[begin DATASET EXCERPTS]

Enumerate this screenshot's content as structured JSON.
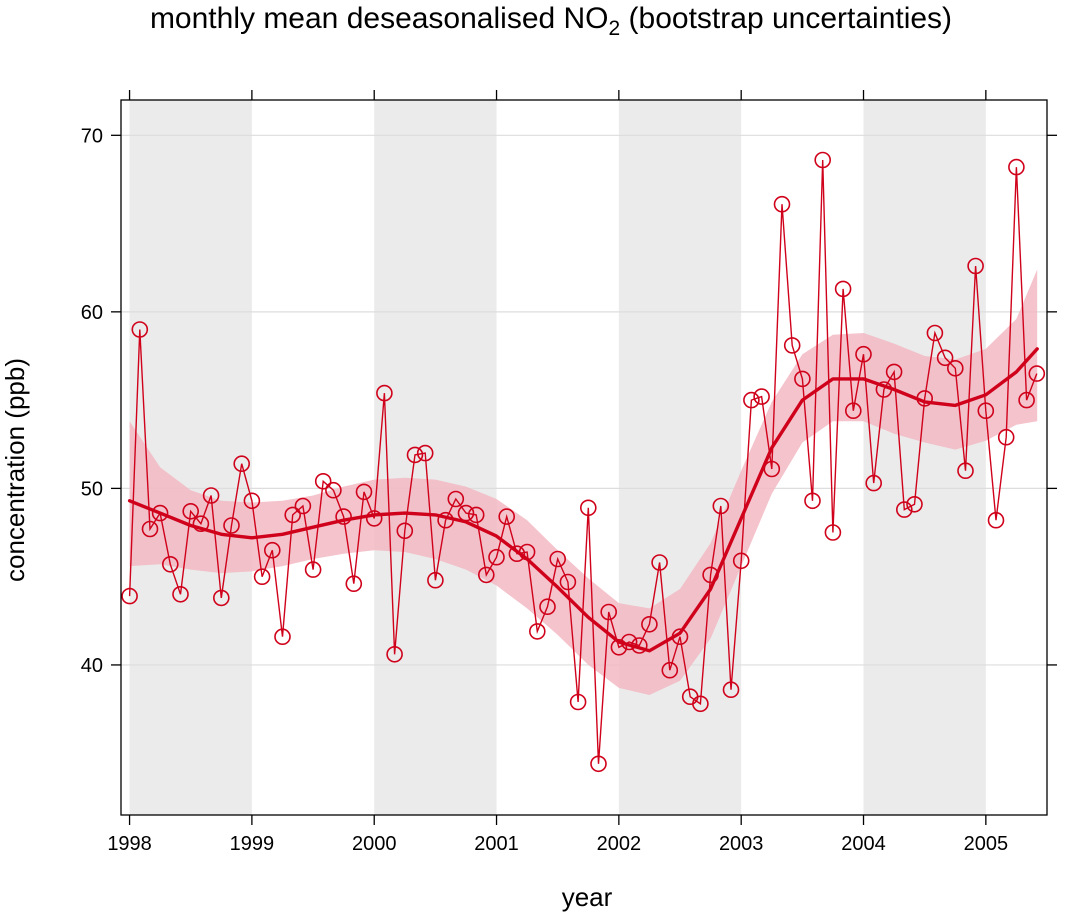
{
  "chart_data": {
    "type": "line",
    "title_parts": {
      "prefix": "monthly mean deseasonalised NO",
      "subscript": "2",
      "suffix": " (bootstrap uncertainties)"
    },
    "xlabel": "year",
    "ylabel": "concentration (ppb)",
    "xlim": [
      1997.93,
      2005.5
    ],
    "ylim": [
      31.5,
      72
    ],
    "x_ticks": [
      1998,
      1999,
      2000,
      2001,
      2002,
      2003,
      2004,
      2005
    ],
    "y_ticks": [
      40,
      50,
      60,
      70
    ],
    "shaded_year_bands": [
      [
        1998,
        1999
      ],
      [
        2000,
        2001
      ],
      [
        2002,
        2003
      ],
      [
        2004,
        2005
      ]
    ],
    "grid": "horizontal",
    "colors": {
      "series": "#d0021b",
      "band": "#f2b8c3",
      "shade": "#ebebeb",
      "grid": "#dddddd"
    },
    "series": [
      {
        "type": "line+points",
        "x_start": 1998.0,
        "x_step_months": 1,
        "values": [
          43.9,
          59.0,
          47.7,
          48.6,
          45.7,
          44.0,
          48.7,
          48.0,
          49.6,
          43.8,
          47.9,
          51.4,
          49.3,
          45.0,
          46.5,
          41.6,
          48.5,
          49.0,
          45.4,
          50.4,
          49.9,
          48.4,
          44.6,
          49.8,
          48.3,
          55.4,
          40.6,
          47.6,
          51.9,
          52.0,
          44.8,
          48.2,
          49.4,
          48.6,
          48.5,
          45.1,
          46.1,
          48.4,
          46.3,
          46.4,
          41.9,
          43.3,
          46.0,
          44.7,
          37.9,
          48.9,
          34.4,
          43.0,
          41.0,
          41.3,
          41.1,
          42.3,
          45.8,
          39.7,
          41.6,
          38.2,
          37.8,
          45.1,
          49.0,
          38.6,
          45.9,
          55.0,
          55.2,
          51.1,
          66.1,
          58.1,
          56.2,
          49.3,
          68.6,
          47.5,
          61.3,
          54.4,
          57.6,
          50.3,
          55.6,
          56.6,
          48.8,
          49.1,
          55.1,
          58.8,
          57.4,
          56.8,
          51.0,
          62.6,
          54.4,
          48.2,
          52.9,
          68.2,
          55.0,
          56.5
        ]
      },
      {
        "type": "smooth",
        "x": [
          1998.0,
          1998.25,
          1998.5,
          1998.75,
          1999.0,
          1999.25,
          1999.5,
          1999.75,
          2000.0,
          2000.25,
          2000.5,
          2000.75,
          2001.0,
          2001.25,
          2001.5,
          2001.75,
          2002.0,
          2002.25,
          2002.5,
          2002.75,
          2003.0,
          2003.25,
          2003.5,
          2003.75,
          2004.0,
          2004.25,
          2004.5,
          2004.75,
          2005.0,
          2005.25,
          2005.42
        ],
        "y": [
          49.3,
          48.6,
          47.9,
          47.4,
          47.2,
          47.4,
          47.8,
          48.2,
          48.5,
          48.6,
          48.5,
          48.1,
          47.3,
          46.0,
          44.4,
          42.7,
          41.3,
          40.8,
          41.8,
          44.3,
          48.3,
          52.3,
          55.0,
          56.2,
          56.2,
          55.6,
          54.9,
          54.7,
          55.3,
          56.6,
          57.9
        ],
        "lower": [
          45.6,
          45.7,
          45.4,
          45.2,
          45.3,
          45.6,
          46.0,
          46.3,
          46.5,
          46.4,
          46.0,
          45.4,
          44.5,
          43.2,
          41.7,
          40.0,
          38.7,
          38.3,
          39.1,
          41.5,
          45.6,
          49.7,
          52.6,
          53.8,
          53.8,
          53.1,
          52.6,
          52.2,
          52.7,
          53.6,
          53.8
        ],
        "upper": [
          53.8,
          51.2,
          49.9,
          49.3,
          49.2,
          49.3,
          49.6,
          50.1,
          50.5,
          50.6,
          50.5,
          50.1,
          49.4,
          48.2,
          46.5,
          44.9,
          43.5,
          43.2,
          44.3,
          46.9,
          51.0,
          54.9,
          57.6,
          58.7,
          58.8,
          58.2,
          57.5,
          57.3,
          57.9,
          59.6,
          62.4
        ]
      }
    ]
  }
}
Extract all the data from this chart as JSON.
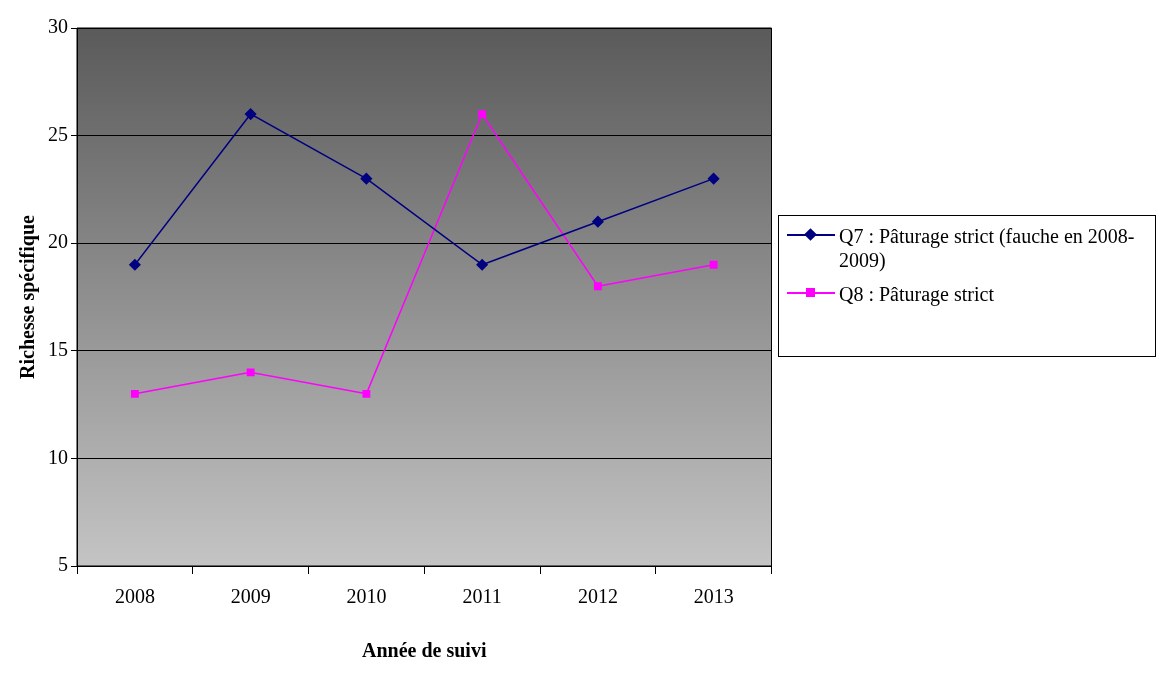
{
  "chart_data": {
    "type": "line",
    "xlabel": "Année de suivi",
    "ylabel": "Richesse spécifique",
    "categories": [
      "2008",
      "2009",
      "2010",
      "2011",
      "2012",
      "2013"
    ],
    "series": [
      {
        "name": "Q7 : Pâturage strict (fauche en 2008-2009)",
        "color": "#000080",
        "marker": "diamond",
        "values": [
          19,
          26,
          23,
          19,
          21,
          23
        ]
      },
      {
        "name": "Q8 : Pâturage strict",
        "color": "#ff00ff",
        "marker": "square",
        "values": [
          13,
          14,
          13,
          26,
          18,
          19
        ]
      }
    ],
    "ylim": [
      5,
      30
    ],
    "yticks": [
      5,
      10,
      15,
      20,
      25,
      30
    ],
    "grid": "y",
    "legend": "right",
    "line_style": "solid"
  }
}
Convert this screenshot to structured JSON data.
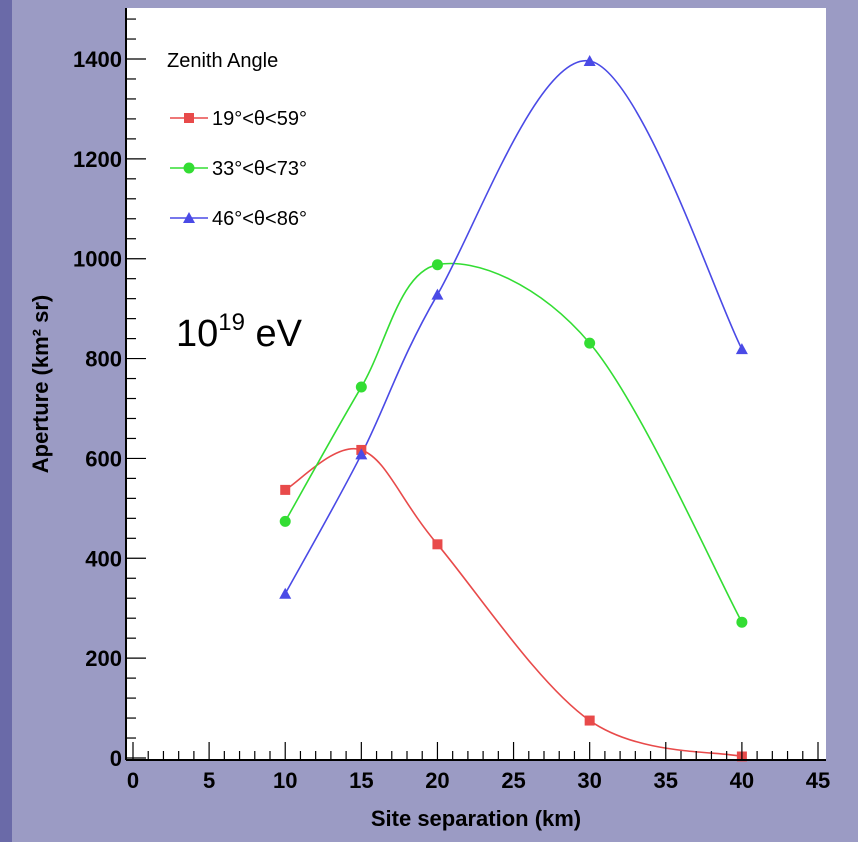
{
  "chart_data": {
    "type": "line",
    "xlabel": "Site separation (km)",
    "ylabel": "Aperture  (km² sr)",
    "xlim": [
      0,
      45
    ],
    "ylim": [
      0,
      1500
    ],
    "x_ticks": [
      "0",
      "5",
      "10",
      "15",
      "20",
      "25",
      "30",
      "35",
      "40",
      "45"
    ],
    "y_ticks": [
      "0",
      "200",
      "400",
      "600",
      "800",
      "1000",
      "1200",
      "1400"
    ],
    "legend_title": "Zenith Angle",
    "legend_position": "top-left",
    "annotation": {
      "base": "10",
      "exp": "19",
      "unit": " eV"
    },
    "series": [
      {
        "name": "19°<θ<59°",
        "color": "#e84a4a",
        "marker": "square",
        "x": [
          10,
          15,
          20,
          30,
          40
        ],
        "y": [
          537,
          617,
          428,
          75,
          3
        ]
      },
      {
        "name": "33°<θ<73°",
        "color": "#33dd33",
        "marker": "circle",
        "x": [
          10,
          15,
          20,
          30,
          40
        ],
        "y": [
          474,
          743,
          988,
          831,
          272
        ]
      },
      {
        "name": "46°<θ<86°",
        "color": "#4a4ae6",
        "marker": "triangle",
        "x": [
          10,
          15,
          20,
          30,
          40
        ],
        "y": [
          329,
          608,
          928,
          1396,
          819
        ]
      }
    ]
  }
}
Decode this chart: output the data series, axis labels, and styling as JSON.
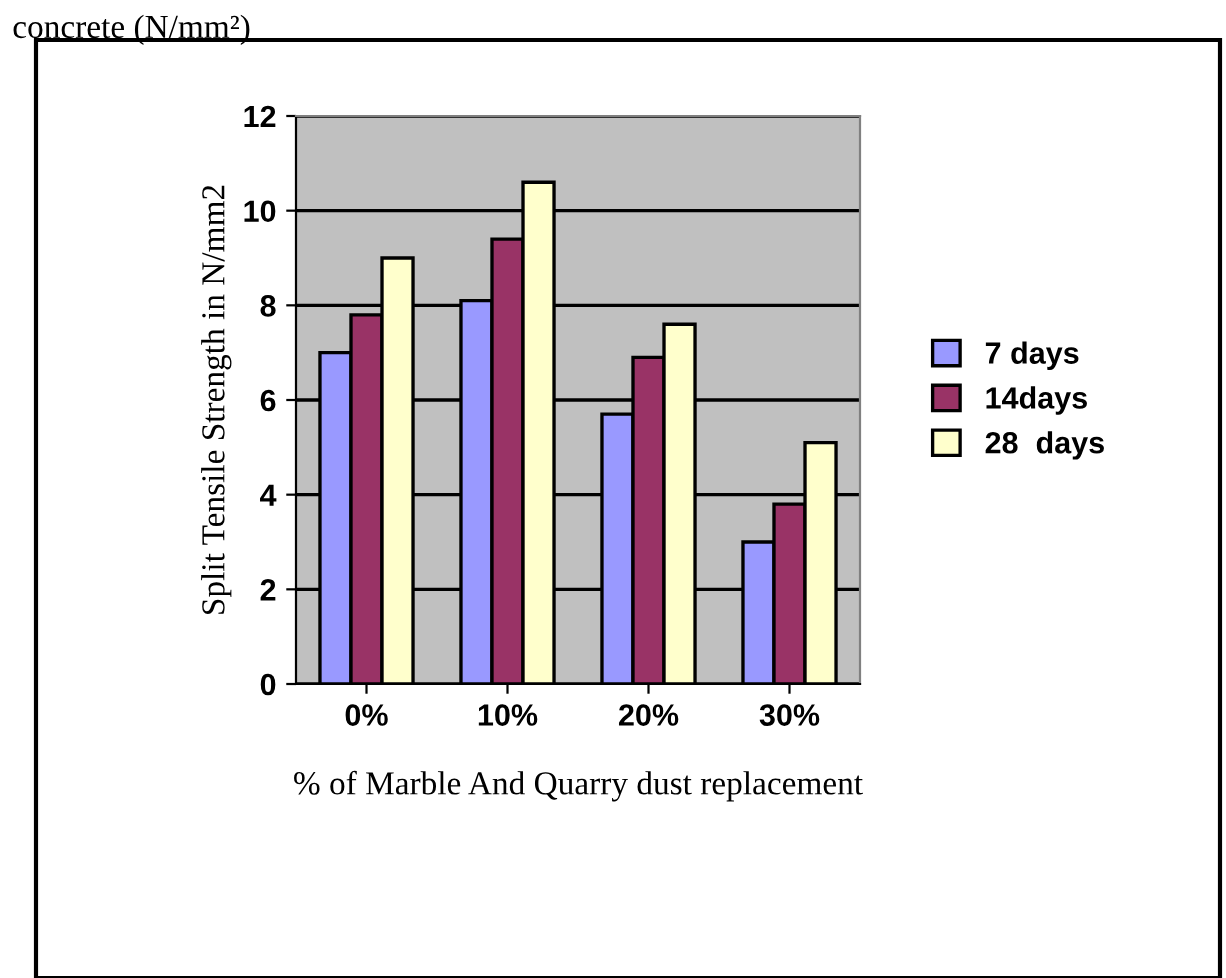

[end DATASET EXCERPTS]

• EXERCISE: Reproduce the records verbatim, omitting all images they contain.

• OUTPUT FOR THIS TASK:
Enumerate this screenshot's content as structured JSON.
{
  "chart_data": {
    "type": "line",
    "title_parts": {
      "prefix": "monthly mean deseasonalised NO",
      "subscript": "2",
      "suffix": " (bootstrap uncertainties)"
    },
    "xlabel": "year",
    "ylabel": "concentration (ppb)",
    "xlim": [
      1997.93,
      2005.5
    ],
    "ylim": [
      31.5,
      72
    ],
    "x_ticks": [
      1998,
      1999,
      2000,
      2001,
      2002,
      2003,
      2004,
      2005
    ],
    "y_ticks": [
      40,
      50,
      60,
      70
    ],
    "shaded_year_bands": [
      [
        1998,
        1999
      ],
      [
        2000,
        2001
      ],
      [
        2002,
        2003
      ],
      [
        2004,
        2005
      ]
    ],
    "grid": "horizontal",
    "colors": {
      "series": "#d0021b",
      "band": "#f2b8c3",
      "shade": "#ebebeb",
      "grid": "#dddddd"
    },
    "series": [
      {
        "type": "line+points",
        "x_start": 1998.0,
        "x_step_months": 1,
        "values": [
          43.9,
          59.0,
          47.7,
          48.6,
          45.7,
          44.0,
          48.7,
          48.0,
          49.6,
          43.8,
          47.9,
          51.4,
          49.3,
          45.0,
          46.5,
          41.6,
          48.5,
          49.0,
          45.4,
          50.4,
          49.9,
          48.4,
          44.6,
          49.8,
          48.3,
          55.4,
          40.6,
          47.6,
          51.9,
          52.0,
          44.8,
          48.2,
          49.4,
          48.6,
          48.5,
          45.1,
          46.1,
          48.4,
          46.3,
          46.4,
          41.9,
          43.3,
          46.0,
          44.7,
          37.9,
          48.9,
          34.4,
          43.0,
          41.0,
          41.3,
          41.1,
          42.3,
          45.8,
          39.7,
          41.6,
          38.2,
          37.8,
          45.1,
          49.0,
          38.6,
          45.9,
          55.0,
          55.2,
          51.1,
          66.1,
          58.1,
          56.2,
          49.3,
          68.6,
          47.5,
          61.3,
          54.4,
          57.6,
          50.3,
          55.6,
          56.6,
          48.8,
          49.1,
          55.1,
          58.8,
          57.4,
          56.8,
          51.0,
          62.6,
          54.4,
          48.2,
          52.9,
          68.2,
          55.0,
          56.5
        ]
      },
      {
        "type": "smooth",
        "x": [
          1998.0,
          1998.25,
          1998.5,
          1998.75,
          1999.0,
          1999.25,
          1999.5,
          1999.75,
          2000.0,
          2000.25,
          2000.5,
          2000.75,
          2001.0,
          2001.25,
          2001.5,
          2001.75,
          2002.0,
          2002.25,
          2002.5,
          2002.75,
          2003.0,
          2003.25,
          2003.5,
          2003.75,
          2004.0,
          2004.25,
          2004.5,
          2004.75,
          2005.0,
          2005.25,
          2005.42
        ],
        "y": [
          49.3,
          48.6,
          47.9,
          47.4,
          47.2,
          47.4,
          47.8,
          48.2,
          48.5,
          48.6,
          48.5,
          48.1,
          47.3,
          46.0,
          44.4,
          42.7,
          41.3,
          40.8,
          41.8,
          44.3,
          48.3,
          52.3,
          55.0,
          56.2,
          56.2,
          55.6,
          54.9,
          54.7,
          55.3,
          56.6,
          57.9
        ],
        "lower": [
          45.6,
          45.7,
          45.4,
          45.2,
          45.3,
          45.6,
          46.0,
          46.3,
          46.5,
          46.4,
          46.0,
          45.4,
          44.5,
          43.2,
          41.7,
          40.0,
          38.7,
          38.3,
          39.1,
          41.5,
          45.6,
          49.7,
          52.6,
          53.8,
          53.8,
          53.1,
          52.6,
          52.2,
          52.7,
          53.6,
          53.8
        ],
        "upper": [
          53.8,
          51.2,
          49.9,
          49.3,
          49.2,
          49.3,
          49.6,
          50.1,
          50.5,
          50.6,
          50.5,
          50.1,
          49.4,
          48.2,
          46.5,
          44.9,
          43.5,
          43.2,
          44.3,
          46.9,
          51.0,
          54.9,
          57.6,
          58.7,
          58.8,
          58.2,
          57.5,
          57.3,
          57.9,
          59.6,
          62.4
        ]
      }
    ]
  }
}
Extract all the data from this chart as JSON.
{
  "chart_data": {
    "type": "line",
    "xlabel": "Année de suivi",
    "ylabel": "Richesse spécifique",
    "categories": [
      "2008",
      "2009",
      "2010",
      "2011",
      "2012",
      "2013"
    ],
    "series": [
      {
        "name": "Q7 : Pâturage strict (fauche en 2008-2009)",
        "color": "#000080",
        "marker": "diamond",
        "values": [
          19,
          26,
          23,
          19,
          21,
          23
        ]
      },
      {
        "name": "Q8 : Pâturage strict",
        "color": "#ff00ff",
        "marker": "square",
        "values": [
          13,
          14,
          13,
          26,
          18,
          19
        ]
      }
    ],
    "ylim": [
      5,
      30
    ],
    "yticks": [
      5,
      10,
      15,
      20,
      25,
      30
    ],
    "grid": "y",
    "legend": "right",
    "line_style": "solid"
  }
}
Convert this screenshot to structured JSON data.
{
  "chart_data": {
    "type": "line",
    "xlabel": "Site separation (km)",
    "ylabel": "Aperture  (km² sr)",
    "xlim": [
      0,
      45
    ],
    "ylim": [
      0,
      1500
    ],
    "x_ticks": [
      "0",
      "5",
      "10",
      "15",
      "20",
      "25",
      "30",
      "35",
      "40",
      "45"
    ],
    "y_ticks": [
      "0",
      "200",
      "400",
      "600",
      "800",
      "1000",
      "1200",
      "1400"
    ],
    "legend_title": "Zenith Angle",
    "legend_position": "top-left",
    "annotation": {
      "base": "10",
      "exp": "19",
      "unit": " eV"
    },
    "series": [
      {
        "name": "19°<θ<59°",
        "color": "#e84a4a",
        "marker": "square",
        "x": [
          10,
          15,
          20,
          30,
          40
        ],
        "y": [
          537,
          617,
          428,
          75,
          3
        ]
      },
      {
        "name": "33°<θ<73°",
        "color": "#33dd33",
        "marker": "circle",
        "x": [
          10,
          15,
          20,
          30,
          40
        ],
        "y": [
          474,
          743,
          988,
          831,
          272
        ]
      },
      {
        "name": "46°<θ<86°",
        "color": "#4a4ae6",
        "marker": "triangle",
        "x": [
          10,
          15,
          20,
          30,
          40
        ],
        "y": [
          329,
          608,
          928,
          1396,
          819
        ]
      }
    ]
  }
}
Decode this chart: output the data series, axis labels, and styling as JSON.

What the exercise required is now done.